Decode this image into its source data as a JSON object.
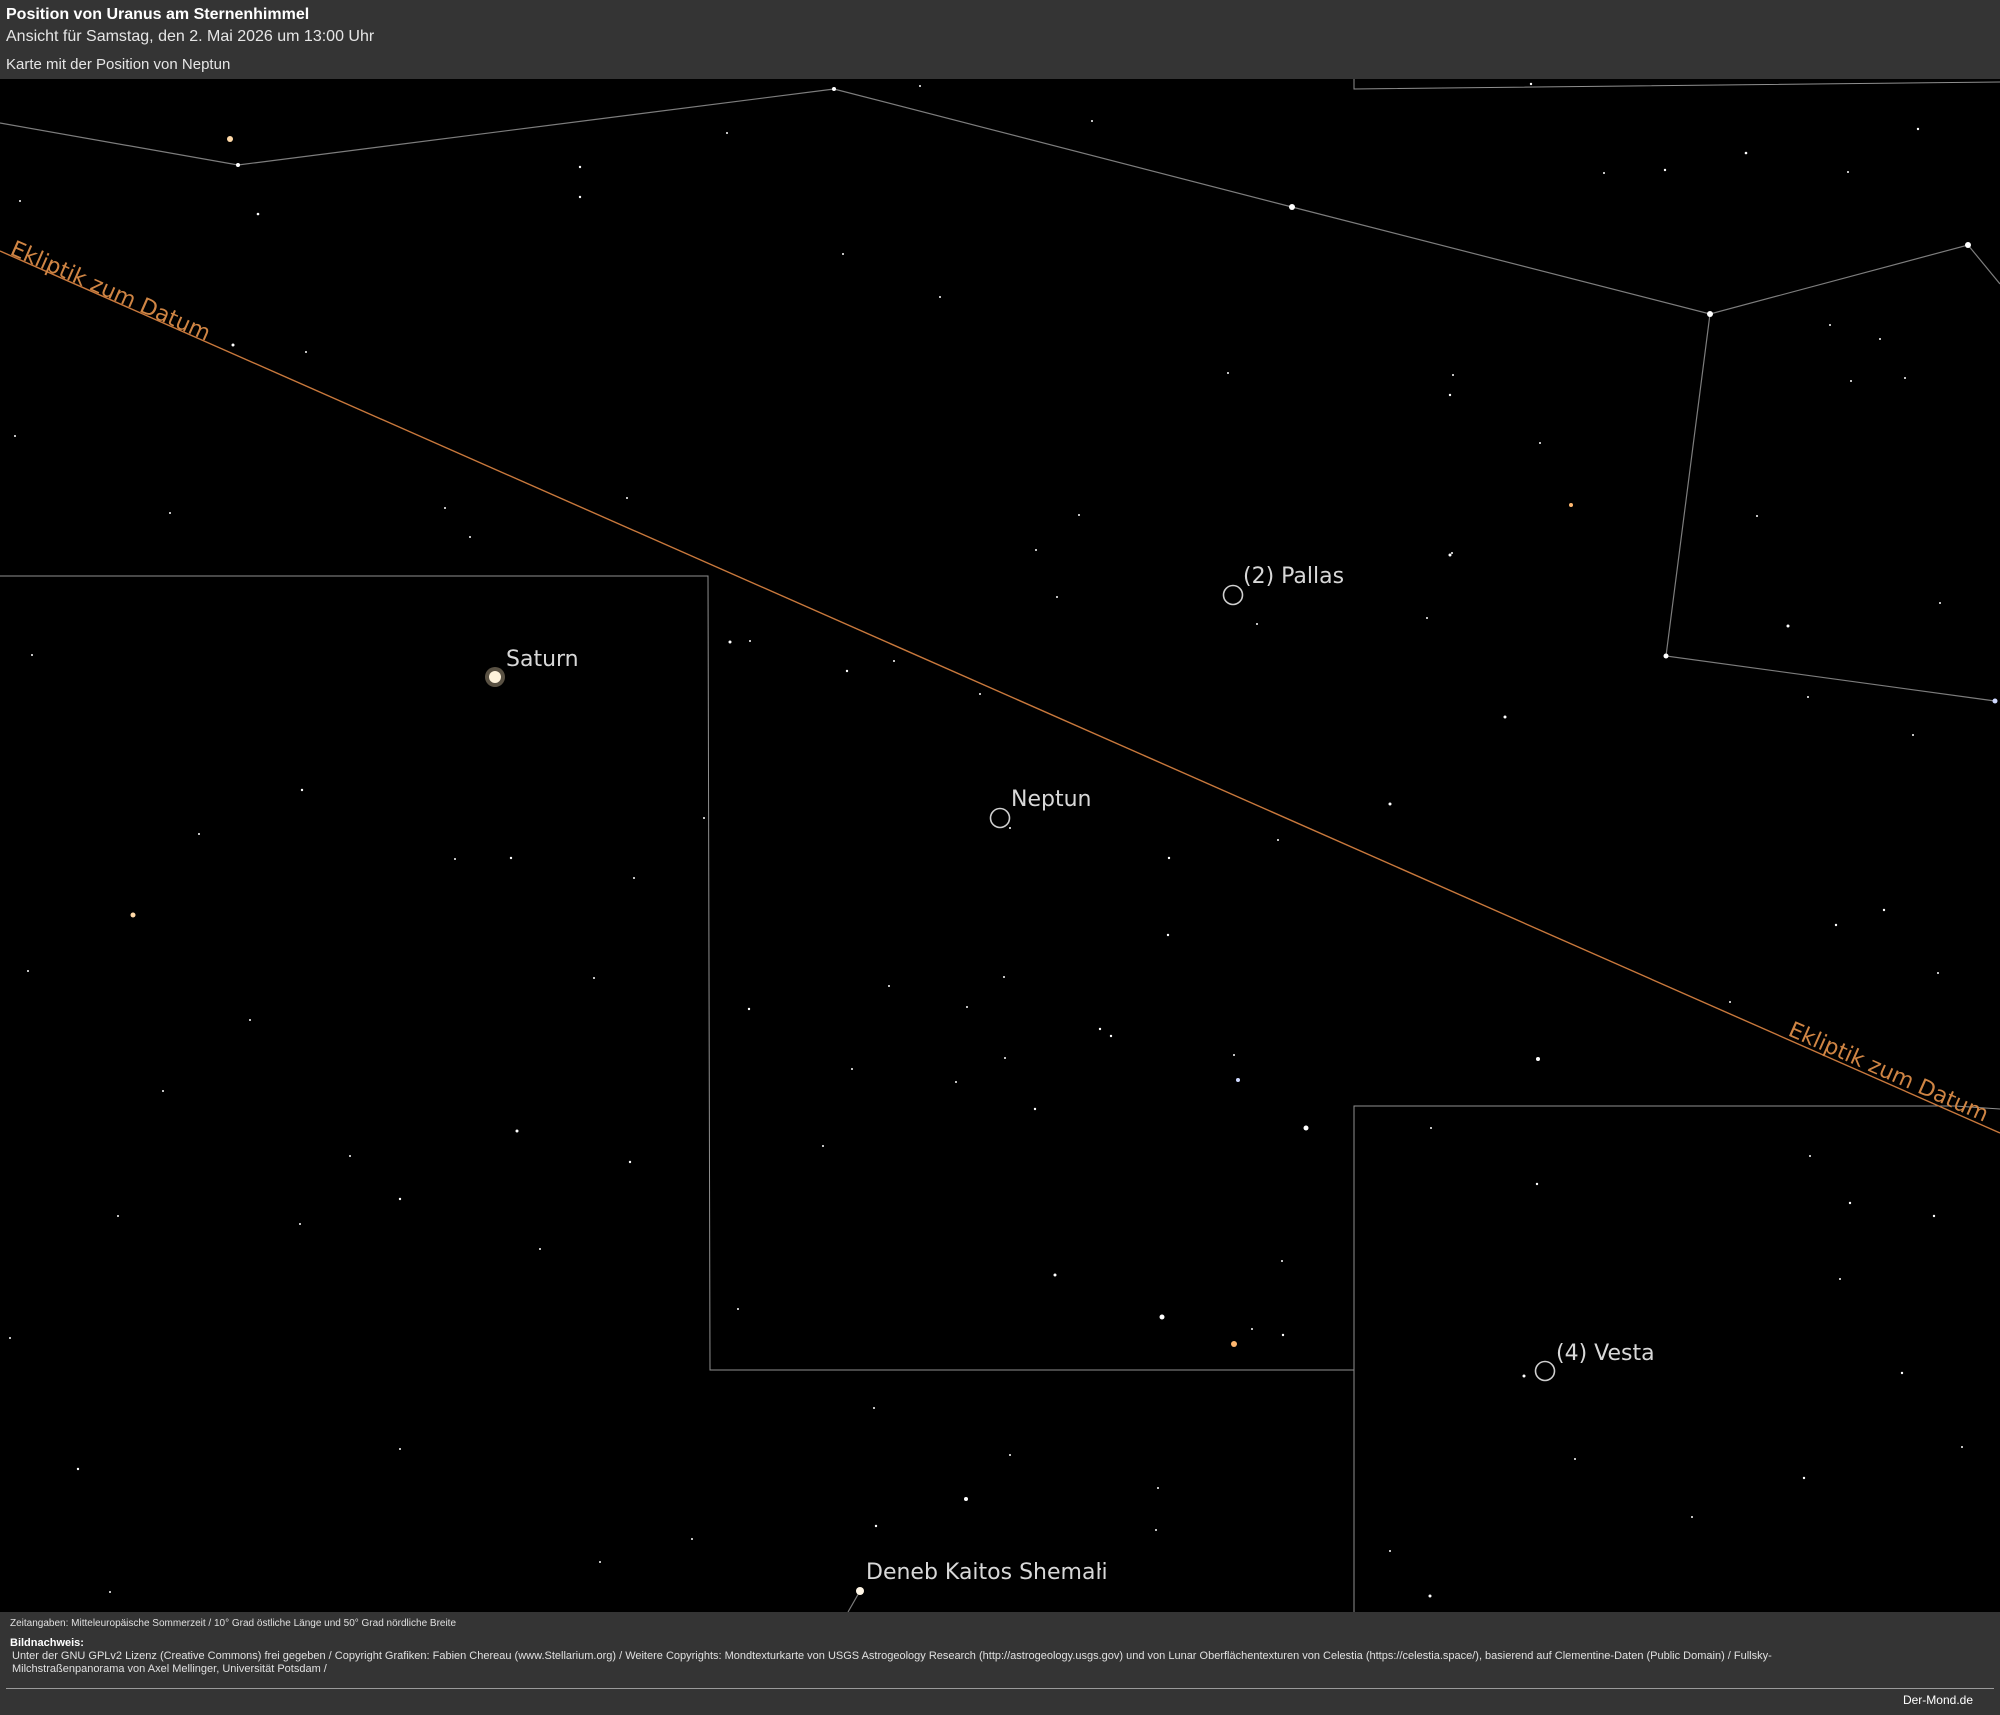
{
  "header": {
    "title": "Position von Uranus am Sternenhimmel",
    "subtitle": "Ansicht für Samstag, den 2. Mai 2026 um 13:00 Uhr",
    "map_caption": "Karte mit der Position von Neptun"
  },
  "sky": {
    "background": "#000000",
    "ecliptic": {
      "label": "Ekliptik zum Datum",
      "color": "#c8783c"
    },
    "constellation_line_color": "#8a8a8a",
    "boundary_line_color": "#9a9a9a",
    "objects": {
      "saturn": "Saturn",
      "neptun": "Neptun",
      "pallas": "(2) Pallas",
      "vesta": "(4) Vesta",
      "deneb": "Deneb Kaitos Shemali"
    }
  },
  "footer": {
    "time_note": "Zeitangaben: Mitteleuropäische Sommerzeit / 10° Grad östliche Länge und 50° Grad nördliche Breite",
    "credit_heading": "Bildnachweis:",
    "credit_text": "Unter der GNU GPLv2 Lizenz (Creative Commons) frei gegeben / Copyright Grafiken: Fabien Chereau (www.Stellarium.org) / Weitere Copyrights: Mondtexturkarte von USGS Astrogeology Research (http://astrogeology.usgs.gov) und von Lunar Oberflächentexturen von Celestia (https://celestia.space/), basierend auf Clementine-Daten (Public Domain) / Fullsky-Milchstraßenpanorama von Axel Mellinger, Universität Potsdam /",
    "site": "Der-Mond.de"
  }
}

#### [Task directions]
Transcribe the listing above verbatim. Omit the pictures.

#### [Written solution]
Decode this image into its source data as a JSON object.
{
  "header": {
    "title": "Position von Uranus am Sternenhimmel",
    "subtitle": "Ansicht für Samstag, den 2. Mai 2026 um 13:00 Uhr",
    "map_caption": "Karte mit der Position von Neptun"
  },
  "sky": {
    "background": "#000000",
    "ecliptic": {
      "label": "Ekliptik zum Datum",
      "color": "#c8783c"
    },
    "constellation_line_color": "#8a8a8a",
    "boundary_line_color": "#9a9a9a",
    "objects": {
      "saturn": "Saturn",
      "neptun": "Neptun",
      "pallas": "(2) Pallas",
      "vesta": "(4) Vesta",
      "deneb": "Deneb Kaitos Shemali"
    }
  },
  "footer": {
    "time_note": "Zeitangaben: Mitteleuropäische Sommerzeit / 10° Grad östliche Länge und 50° Grad nördliche Breite",
    "credit_heading": "Bildnachweis:",
    "credit_text": "Unter der GNU GPLv2 Lizenz (Creative Commons) frei gegeben / Copyright Grafiken: Fabien Chereau (www.Stellarium.org) / Weitere Copyrights: Mondtexturkarte von USGS Astrogeology Research (http://astrogeology.usgs.gov) und von Lunar Oberflächentexturen von Celestia (https://celestia.space/), basierend auf Clementine-Daten (Public Domain) / Fullsky-Milchstraßenpanorama von Axel Mellinger, Universität Potsdam /",
    "site": "Der-Mond.de"
  }
}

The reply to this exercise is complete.